--- begin READING TEXT ---

In Liberty's Chain, David N. Gellman shows how the Jay family, abolitionists and slaveholders alike, embodied the contradictions of the revolutionary age. The Jays of New York were a preeminent founding family. John Jay, diplomat, Supreme Court justice, and coauthor of the Federalist Papers, and his children and grandchildren helped chart the course of the Early American Republic.
Liberty's Chain forges a new path for thinking about slavery and the nation's founding. John Jay served as the inaugural president of a pioneering antislavery society. His descendants, especially his son William Jay and his grandson John Jay II, embraced radical abolitionism in the nineteenth century, the cause most likely to rend the nation. The scorn of their elite peers—and racist mobs—did not deter their commitment to end southern slavery and to combat northern injustice.

--- end READING TEXT ---
--- begin RECORDS PROVIDED ---

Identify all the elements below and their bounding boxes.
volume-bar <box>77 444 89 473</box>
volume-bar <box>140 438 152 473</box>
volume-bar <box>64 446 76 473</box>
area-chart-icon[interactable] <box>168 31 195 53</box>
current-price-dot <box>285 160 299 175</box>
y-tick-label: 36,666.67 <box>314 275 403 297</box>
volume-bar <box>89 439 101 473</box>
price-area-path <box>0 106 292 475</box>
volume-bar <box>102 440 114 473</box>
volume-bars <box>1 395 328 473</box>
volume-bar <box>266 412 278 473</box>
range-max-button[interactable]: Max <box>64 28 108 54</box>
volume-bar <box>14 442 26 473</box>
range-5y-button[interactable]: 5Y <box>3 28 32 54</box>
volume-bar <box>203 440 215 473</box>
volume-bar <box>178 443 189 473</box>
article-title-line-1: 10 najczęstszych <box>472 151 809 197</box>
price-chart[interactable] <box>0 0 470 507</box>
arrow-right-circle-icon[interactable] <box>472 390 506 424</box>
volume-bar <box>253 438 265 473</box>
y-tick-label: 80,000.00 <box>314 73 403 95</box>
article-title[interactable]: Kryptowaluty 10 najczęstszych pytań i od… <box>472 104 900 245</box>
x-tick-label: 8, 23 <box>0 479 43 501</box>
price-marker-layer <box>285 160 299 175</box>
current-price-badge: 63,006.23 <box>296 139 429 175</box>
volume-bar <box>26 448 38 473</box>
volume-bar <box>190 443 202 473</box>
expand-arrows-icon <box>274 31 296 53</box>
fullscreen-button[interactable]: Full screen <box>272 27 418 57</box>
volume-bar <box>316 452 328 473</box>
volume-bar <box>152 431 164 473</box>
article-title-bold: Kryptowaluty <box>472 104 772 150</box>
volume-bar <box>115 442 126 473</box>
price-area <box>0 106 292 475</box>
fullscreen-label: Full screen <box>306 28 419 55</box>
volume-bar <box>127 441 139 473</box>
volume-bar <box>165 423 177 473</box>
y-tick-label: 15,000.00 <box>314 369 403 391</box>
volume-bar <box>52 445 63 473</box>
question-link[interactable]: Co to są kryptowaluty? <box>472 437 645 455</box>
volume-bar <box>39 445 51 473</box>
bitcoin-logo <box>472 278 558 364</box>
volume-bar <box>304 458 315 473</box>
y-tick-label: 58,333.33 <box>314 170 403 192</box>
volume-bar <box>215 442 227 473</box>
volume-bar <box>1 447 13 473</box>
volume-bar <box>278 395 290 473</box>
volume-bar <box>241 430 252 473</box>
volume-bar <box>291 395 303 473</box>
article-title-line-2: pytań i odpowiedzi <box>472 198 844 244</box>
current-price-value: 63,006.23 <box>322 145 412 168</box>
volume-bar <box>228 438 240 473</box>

--- end RECORDS PROVIDED ---

◆ WHAT TO WORK ON:
1) In the passage about the Jay family, what does the text give as the reason the family embodied the contradictions of the revolutionary age?
2) Carry on the passage about the Jay family and Liberty's Chain from its last sentence.

◆ THE RESPONSES:
1) The family included both abolitionists and slaveholders, so it held both sides of the conflict over slavery.

2)
John Jay's personal dealings with African Americans ranged from callousness to caring. Across the generations, even as prominent Jays decried human servitude, enslaved people and formerly enslaved people served in Jay households. Abbe, Clarinda, Caesar Valentine, Zilpah Montgomery, and others lived difficult, often isolated, lives that tested their courage and the Jay family's principles.
The personal and the political intersect in this saga, as Gellman charts American values transmitted and transformed from the colonial and revolutionary eras to the Civil War, Reconstruction, and beyond. The Jays, as well as those who served them, demonstrated the elusiveness and the vitality of liberty's legacy. This remarkable family story forces us to grapple with what we mean by patriotism, conservatism, and radicalism. Their story speaks directly to our own divided times.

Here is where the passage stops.